* [The task]:
Without the images, print all the entries below exactly as given.

* [Data lines]:

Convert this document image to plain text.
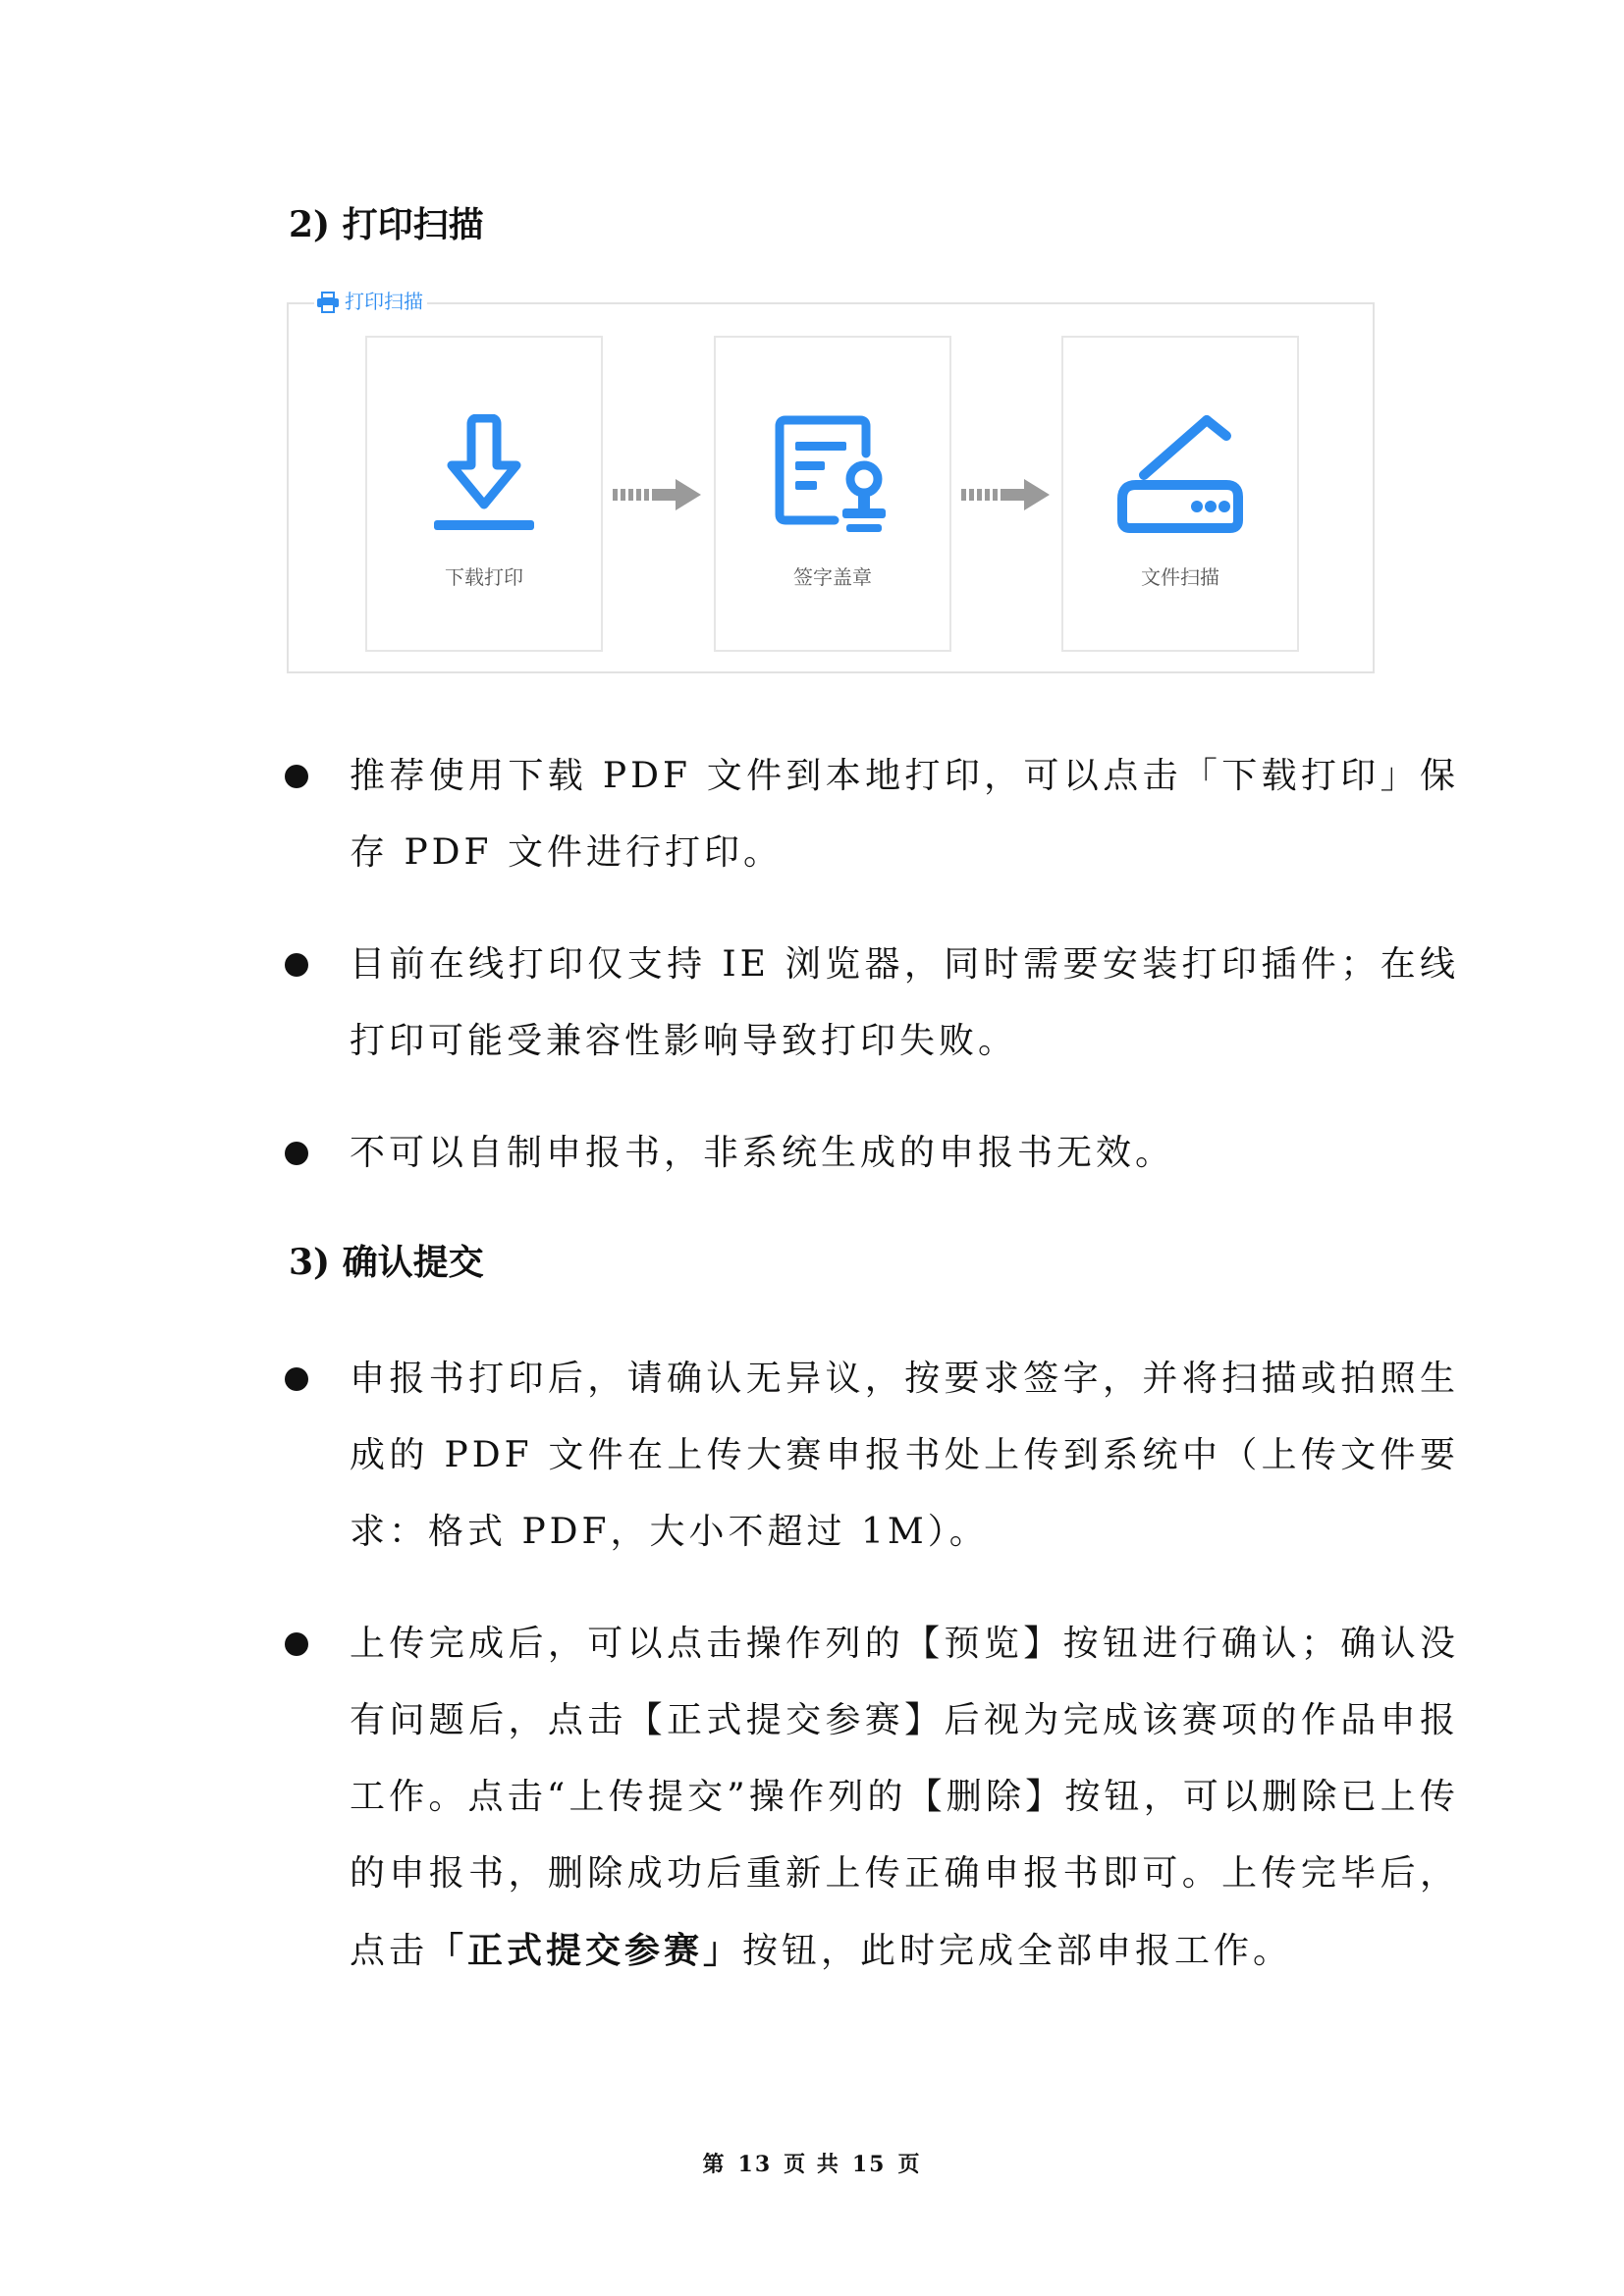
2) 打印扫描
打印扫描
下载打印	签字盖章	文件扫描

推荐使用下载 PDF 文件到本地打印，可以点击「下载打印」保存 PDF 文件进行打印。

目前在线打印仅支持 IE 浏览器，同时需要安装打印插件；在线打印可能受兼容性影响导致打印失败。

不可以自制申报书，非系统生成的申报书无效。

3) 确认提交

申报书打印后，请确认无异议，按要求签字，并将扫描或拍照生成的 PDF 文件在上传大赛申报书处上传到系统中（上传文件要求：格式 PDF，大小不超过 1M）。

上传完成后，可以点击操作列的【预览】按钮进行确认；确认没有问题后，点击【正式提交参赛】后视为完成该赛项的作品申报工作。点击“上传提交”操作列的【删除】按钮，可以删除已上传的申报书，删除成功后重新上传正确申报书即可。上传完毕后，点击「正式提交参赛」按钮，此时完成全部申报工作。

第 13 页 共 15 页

* [Reply to the task]:
Convert this document image to plain text.
2) 打印扫描
打印扫描
下载打印	签字盖章	文件扫描

推荐使用下载 PDF 文件到本地打印，可以点击「下载打印」保存 PDF 文件进行打印。

目前在线打印仅支持 IE 浏览器，同时需要安装打印插件；在线打印可能受兼容性影响导致打印失败。

不可以自制申报书，非系统生成的申报书无效。

3) 确认提交

申报书打印后，请确认无异议，按要求签字，并将扫描或拍照生成的 PDF 文件在上传大赛申报书处上传到系统中（上传文件要求：格式 PDF，大小不超过 1M）。

上传完成后，可以点击操作列的【预览】按钮进行确认；确认没有问题后，点击【正式提交参赛】后视为完成该赛项的作品申报工作。点击“上传提交”操作列的【删除】按钮，可以删除已上传的申报书，删除成功后重新上传正确申报书即可。上传完毕后，点击「正式提交参赛」按钮，此时完成全部申报工作。

第 13 页 共 15 页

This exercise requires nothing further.